* EXERCISE INSTRUCTIONS *
Would you retype all of these records exactly?

===== LISTED ENTRIES =====

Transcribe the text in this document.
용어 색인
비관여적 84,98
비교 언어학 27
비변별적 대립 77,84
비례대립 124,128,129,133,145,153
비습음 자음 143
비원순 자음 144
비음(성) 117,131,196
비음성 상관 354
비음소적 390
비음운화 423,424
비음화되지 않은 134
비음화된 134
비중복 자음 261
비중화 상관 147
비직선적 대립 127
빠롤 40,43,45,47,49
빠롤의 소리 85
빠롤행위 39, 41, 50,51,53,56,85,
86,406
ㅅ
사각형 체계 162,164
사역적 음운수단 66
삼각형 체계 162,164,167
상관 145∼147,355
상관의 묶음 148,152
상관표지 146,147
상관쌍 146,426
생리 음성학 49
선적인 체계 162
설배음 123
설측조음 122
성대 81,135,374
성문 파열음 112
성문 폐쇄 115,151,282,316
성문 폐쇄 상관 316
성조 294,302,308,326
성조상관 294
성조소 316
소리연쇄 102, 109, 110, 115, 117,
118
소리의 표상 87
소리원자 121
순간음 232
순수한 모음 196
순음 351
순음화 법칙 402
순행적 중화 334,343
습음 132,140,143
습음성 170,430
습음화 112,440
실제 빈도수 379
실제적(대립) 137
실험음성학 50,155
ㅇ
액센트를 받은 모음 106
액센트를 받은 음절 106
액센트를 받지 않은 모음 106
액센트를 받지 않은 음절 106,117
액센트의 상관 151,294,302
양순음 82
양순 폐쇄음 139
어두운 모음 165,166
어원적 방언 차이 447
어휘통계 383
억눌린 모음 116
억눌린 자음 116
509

=====

* WORKED SOLUTION *
Transcribe the text in this document.
용어 색인
비관여적 84,98
비교 언어학 27
비변별적 대립 77,84
비례대립 124,128,129,133,145,153
비습음 자음 143
비원순 자음 144
비음(성) 117,131,196
비음성 상관 354
비음소적 390
비음운화 423,424
비음화되지 않은 134
비음화된 134
비중복 자음 261
비중화 상관 147
비직선적 대립 127
빠롤 40,43,45,47,49
빠롤의 소리 85
빠롤행위 39, 41, 50,51,53,56,85,
86,406
ㅅ
사각형 체계 162,164
사역적 음운수단 66
삼각형 체계 162,164,167
상관 145∼147,355
상관의 묶음 148,152
상관표지 146,147
상관쌍 146,426
생리 음성학 49
선적인 체계 162
설배음 123
설측조음 122
성대 81,135,374
성문 파열음 112
성문 폐쇄 115,151,282,316
성문 폐쇄 상관 316
성조 294,302,308,326
성조상관 294
성조소 316
소리연쇄 102, 109, 110, 115, 117,
118
소리의 표상 87
소리원자 121
순간음 232
순수한 모음 196
순음 351
순음화 법칙 402
순행적 중화 334,343
습음 132,140,143
습음성 170,430
습음화 112,440
실제 빈도수 379
실제적(대립) 137
실험음성학 50,155
ㅇ
액센트를 받은 모음 106
액센트를 받은 음절 106
액센트를 받지 않은 모음 106
액센트를 받지 않은 음절 106,117
액센트의 상관 151,294,302
양순음 82
양순 폐쇄음 139
어두운 모음 165,166
어원적 방언 차이 447
어휘통계 383
억눌린 모음 116
억눌린 자음 116
509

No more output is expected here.